REQUIREMENT:
Check each line of the listing, and copy it if it contains the word "into".

DATASET EXTRACT:
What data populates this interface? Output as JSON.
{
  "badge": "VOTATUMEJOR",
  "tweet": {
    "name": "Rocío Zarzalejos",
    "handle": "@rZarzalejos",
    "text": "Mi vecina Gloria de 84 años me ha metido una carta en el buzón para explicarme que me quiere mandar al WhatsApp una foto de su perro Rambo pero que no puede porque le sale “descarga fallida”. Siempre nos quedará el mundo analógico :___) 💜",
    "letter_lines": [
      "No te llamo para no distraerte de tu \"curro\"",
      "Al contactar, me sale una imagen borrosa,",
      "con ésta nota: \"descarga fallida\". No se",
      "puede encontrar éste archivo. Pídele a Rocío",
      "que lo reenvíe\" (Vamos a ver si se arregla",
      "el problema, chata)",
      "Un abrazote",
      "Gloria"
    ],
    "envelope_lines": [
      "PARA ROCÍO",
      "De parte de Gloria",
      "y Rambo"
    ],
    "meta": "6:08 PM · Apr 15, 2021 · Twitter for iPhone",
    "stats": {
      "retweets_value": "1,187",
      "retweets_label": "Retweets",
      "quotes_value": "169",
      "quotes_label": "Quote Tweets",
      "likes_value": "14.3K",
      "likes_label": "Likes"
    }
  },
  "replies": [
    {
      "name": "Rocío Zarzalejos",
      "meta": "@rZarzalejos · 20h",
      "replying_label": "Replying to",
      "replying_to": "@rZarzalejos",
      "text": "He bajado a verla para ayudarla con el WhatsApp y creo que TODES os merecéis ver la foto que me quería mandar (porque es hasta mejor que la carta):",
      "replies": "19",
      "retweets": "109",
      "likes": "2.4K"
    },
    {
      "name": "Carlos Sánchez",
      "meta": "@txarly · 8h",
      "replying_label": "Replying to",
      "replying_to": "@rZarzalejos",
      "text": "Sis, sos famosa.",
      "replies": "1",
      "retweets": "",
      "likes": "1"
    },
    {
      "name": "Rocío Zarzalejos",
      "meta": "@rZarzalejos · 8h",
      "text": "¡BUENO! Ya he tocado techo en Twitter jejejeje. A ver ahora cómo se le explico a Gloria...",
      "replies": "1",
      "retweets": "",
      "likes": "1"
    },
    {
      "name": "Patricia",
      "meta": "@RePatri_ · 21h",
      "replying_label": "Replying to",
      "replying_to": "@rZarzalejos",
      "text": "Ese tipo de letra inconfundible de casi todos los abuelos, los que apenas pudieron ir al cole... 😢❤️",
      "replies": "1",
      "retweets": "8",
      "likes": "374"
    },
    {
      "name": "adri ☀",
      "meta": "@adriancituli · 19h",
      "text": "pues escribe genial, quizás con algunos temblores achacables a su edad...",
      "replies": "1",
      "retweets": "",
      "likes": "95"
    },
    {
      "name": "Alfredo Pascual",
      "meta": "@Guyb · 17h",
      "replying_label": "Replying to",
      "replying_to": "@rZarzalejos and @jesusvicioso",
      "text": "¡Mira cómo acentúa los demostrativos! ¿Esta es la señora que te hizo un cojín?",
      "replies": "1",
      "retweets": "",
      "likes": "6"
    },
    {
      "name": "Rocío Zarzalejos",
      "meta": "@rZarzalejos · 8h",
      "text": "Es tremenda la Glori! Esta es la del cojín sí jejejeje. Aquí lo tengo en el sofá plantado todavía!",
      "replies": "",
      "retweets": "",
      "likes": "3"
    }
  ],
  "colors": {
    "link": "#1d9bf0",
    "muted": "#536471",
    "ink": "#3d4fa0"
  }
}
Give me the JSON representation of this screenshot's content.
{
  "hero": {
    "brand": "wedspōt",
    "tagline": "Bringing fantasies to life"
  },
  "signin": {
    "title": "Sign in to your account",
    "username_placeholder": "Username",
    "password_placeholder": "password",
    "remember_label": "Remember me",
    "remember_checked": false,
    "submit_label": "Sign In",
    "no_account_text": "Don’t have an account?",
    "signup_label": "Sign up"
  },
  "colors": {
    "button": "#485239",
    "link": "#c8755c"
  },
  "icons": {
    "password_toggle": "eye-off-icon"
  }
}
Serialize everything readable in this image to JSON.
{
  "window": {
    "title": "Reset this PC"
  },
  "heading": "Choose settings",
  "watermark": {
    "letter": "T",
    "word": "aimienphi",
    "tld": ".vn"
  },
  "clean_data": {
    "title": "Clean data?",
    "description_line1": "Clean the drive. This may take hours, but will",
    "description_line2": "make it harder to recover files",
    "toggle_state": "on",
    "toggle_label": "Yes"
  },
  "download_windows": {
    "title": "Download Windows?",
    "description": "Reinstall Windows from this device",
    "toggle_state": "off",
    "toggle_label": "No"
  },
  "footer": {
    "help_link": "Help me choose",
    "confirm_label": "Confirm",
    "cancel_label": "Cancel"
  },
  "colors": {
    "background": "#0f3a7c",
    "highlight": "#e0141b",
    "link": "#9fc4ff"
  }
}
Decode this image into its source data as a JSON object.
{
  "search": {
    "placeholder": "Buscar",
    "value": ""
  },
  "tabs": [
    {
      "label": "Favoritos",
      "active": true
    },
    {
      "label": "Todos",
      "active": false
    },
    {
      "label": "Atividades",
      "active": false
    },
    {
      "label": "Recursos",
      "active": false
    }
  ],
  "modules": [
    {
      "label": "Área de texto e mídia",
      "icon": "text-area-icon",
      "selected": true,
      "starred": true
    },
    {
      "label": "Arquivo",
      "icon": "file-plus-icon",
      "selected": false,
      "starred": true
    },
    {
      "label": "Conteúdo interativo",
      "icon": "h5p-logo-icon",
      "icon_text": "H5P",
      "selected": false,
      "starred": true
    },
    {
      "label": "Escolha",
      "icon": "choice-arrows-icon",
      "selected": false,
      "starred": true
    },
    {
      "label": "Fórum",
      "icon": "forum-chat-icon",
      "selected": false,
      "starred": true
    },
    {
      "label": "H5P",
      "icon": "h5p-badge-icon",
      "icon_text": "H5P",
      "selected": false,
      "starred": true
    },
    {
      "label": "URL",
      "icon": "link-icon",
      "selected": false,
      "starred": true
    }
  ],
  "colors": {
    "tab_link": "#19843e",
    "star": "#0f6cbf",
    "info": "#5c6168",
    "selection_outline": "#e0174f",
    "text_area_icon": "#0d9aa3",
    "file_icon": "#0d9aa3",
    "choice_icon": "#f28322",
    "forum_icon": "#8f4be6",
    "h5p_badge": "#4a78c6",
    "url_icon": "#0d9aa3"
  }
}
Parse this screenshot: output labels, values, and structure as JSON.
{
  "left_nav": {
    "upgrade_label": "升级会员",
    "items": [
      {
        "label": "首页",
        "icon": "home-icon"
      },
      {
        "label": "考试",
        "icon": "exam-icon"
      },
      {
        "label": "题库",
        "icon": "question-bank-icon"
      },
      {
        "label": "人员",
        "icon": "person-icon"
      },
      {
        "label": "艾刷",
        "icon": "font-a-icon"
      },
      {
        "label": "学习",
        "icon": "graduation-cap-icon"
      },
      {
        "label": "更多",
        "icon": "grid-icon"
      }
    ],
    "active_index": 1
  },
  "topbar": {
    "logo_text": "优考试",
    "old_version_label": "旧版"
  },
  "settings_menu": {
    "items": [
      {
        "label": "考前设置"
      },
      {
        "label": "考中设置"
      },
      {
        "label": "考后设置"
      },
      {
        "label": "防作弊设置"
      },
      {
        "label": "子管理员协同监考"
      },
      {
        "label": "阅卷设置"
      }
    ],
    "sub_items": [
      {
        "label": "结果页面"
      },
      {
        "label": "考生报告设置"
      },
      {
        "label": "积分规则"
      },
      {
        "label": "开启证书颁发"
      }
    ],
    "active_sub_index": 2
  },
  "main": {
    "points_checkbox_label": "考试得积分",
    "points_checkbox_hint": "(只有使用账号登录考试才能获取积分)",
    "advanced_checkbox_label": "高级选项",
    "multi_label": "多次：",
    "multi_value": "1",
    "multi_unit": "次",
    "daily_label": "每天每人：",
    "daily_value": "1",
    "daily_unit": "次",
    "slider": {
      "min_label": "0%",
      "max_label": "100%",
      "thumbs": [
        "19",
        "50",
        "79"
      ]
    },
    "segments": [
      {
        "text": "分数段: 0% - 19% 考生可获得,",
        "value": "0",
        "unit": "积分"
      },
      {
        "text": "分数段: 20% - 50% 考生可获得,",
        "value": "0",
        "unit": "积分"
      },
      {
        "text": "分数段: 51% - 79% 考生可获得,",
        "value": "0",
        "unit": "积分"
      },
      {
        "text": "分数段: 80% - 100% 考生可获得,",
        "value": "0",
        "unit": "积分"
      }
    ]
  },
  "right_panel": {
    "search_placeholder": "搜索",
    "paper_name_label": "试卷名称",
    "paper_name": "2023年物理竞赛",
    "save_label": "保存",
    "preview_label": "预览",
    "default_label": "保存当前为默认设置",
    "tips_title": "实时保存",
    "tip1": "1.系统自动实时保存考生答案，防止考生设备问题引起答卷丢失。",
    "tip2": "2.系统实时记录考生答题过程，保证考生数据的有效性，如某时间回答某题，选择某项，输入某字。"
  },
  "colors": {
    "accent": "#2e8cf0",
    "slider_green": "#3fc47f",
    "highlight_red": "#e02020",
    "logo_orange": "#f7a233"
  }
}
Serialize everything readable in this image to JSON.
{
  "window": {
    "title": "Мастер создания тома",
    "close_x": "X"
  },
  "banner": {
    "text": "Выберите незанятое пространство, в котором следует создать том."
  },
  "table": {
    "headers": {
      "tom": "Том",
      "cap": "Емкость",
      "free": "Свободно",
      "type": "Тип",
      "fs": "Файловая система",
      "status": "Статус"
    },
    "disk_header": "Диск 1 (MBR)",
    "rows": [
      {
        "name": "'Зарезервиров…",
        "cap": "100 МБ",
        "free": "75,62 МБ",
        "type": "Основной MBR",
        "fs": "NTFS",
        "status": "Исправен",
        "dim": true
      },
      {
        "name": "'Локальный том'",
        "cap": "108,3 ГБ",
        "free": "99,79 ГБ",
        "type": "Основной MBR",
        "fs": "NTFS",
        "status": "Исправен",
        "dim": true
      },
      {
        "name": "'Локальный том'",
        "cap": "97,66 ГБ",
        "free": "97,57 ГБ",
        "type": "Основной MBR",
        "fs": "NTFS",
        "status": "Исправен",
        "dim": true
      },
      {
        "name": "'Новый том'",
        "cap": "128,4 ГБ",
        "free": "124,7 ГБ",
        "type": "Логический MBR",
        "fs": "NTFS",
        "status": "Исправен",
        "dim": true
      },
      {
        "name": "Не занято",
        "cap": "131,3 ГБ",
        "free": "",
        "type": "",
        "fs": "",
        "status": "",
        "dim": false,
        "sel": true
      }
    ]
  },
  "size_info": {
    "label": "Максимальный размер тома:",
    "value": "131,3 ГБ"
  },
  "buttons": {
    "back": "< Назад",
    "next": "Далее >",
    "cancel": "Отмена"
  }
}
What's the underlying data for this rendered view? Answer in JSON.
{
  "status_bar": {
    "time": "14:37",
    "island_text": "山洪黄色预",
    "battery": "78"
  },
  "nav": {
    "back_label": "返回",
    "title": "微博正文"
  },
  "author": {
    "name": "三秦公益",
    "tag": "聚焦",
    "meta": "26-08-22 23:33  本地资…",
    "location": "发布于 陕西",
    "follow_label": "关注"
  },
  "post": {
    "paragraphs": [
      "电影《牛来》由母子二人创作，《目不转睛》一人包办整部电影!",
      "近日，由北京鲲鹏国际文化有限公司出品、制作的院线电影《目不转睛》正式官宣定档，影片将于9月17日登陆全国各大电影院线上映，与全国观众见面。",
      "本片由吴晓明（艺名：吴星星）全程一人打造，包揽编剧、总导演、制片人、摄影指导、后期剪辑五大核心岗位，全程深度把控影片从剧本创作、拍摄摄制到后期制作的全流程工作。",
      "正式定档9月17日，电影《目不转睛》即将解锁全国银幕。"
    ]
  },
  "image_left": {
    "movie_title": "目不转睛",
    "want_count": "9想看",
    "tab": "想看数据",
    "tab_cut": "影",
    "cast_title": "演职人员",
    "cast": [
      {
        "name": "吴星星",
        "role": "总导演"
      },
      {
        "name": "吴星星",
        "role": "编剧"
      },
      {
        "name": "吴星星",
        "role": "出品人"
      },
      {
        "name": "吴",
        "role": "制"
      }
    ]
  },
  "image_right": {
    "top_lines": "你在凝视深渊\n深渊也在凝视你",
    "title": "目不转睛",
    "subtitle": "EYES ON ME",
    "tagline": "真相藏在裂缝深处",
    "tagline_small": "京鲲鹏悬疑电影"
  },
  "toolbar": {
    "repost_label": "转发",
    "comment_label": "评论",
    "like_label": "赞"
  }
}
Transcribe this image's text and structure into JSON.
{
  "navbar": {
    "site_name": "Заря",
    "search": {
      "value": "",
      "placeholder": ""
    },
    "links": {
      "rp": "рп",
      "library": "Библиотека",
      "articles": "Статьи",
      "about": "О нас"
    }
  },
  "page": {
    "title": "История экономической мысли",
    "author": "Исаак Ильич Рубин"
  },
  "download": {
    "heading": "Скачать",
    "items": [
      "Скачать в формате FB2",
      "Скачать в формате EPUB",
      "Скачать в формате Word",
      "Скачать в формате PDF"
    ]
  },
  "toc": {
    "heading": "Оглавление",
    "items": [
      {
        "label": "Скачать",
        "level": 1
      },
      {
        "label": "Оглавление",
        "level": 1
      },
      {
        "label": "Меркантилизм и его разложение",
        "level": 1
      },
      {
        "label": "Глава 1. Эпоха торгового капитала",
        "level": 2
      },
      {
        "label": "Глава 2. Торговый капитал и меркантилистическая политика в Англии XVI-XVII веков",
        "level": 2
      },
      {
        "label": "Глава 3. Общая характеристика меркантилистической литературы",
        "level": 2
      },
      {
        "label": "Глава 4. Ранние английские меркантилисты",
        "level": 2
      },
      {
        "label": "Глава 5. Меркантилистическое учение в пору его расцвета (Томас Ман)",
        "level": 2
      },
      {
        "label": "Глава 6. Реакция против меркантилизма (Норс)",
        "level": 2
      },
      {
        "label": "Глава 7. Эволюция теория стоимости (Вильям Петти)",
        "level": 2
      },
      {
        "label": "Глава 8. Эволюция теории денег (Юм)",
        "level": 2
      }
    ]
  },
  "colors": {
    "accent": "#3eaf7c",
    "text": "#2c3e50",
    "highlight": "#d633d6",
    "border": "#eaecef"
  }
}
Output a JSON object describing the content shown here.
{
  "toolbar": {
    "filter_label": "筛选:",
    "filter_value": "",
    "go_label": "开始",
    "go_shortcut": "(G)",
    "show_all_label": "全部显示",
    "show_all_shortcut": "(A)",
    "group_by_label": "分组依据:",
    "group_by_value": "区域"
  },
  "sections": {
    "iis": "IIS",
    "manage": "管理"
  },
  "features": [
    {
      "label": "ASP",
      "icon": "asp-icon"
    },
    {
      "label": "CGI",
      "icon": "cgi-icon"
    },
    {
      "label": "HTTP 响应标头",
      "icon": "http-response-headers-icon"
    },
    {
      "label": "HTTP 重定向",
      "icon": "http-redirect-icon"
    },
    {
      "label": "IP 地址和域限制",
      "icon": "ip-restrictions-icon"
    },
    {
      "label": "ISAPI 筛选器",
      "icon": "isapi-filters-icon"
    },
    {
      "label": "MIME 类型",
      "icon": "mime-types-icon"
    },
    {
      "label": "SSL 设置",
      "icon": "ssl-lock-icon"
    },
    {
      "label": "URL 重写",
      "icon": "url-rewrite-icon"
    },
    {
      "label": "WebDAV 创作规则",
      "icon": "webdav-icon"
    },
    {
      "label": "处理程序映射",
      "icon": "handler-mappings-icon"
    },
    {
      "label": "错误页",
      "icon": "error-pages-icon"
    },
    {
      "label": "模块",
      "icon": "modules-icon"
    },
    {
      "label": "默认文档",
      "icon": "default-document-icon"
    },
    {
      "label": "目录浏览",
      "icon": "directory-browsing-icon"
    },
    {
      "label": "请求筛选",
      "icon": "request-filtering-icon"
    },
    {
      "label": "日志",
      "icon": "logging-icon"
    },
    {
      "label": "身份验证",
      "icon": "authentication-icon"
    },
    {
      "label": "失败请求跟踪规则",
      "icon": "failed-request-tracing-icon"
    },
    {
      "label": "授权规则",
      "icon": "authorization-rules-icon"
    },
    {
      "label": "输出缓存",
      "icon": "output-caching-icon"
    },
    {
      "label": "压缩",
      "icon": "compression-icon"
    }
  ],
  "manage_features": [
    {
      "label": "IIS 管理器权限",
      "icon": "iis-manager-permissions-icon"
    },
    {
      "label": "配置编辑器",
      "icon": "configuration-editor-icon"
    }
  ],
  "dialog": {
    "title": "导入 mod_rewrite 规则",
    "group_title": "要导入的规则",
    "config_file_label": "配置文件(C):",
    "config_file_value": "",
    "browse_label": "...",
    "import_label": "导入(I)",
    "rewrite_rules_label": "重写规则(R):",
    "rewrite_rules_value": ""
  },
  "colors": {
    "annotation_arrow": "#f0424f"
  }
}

RESULT OF THE TASK:
Decode this image into its source data as a JSON object.
Transcribe this image's text and structure into JSON.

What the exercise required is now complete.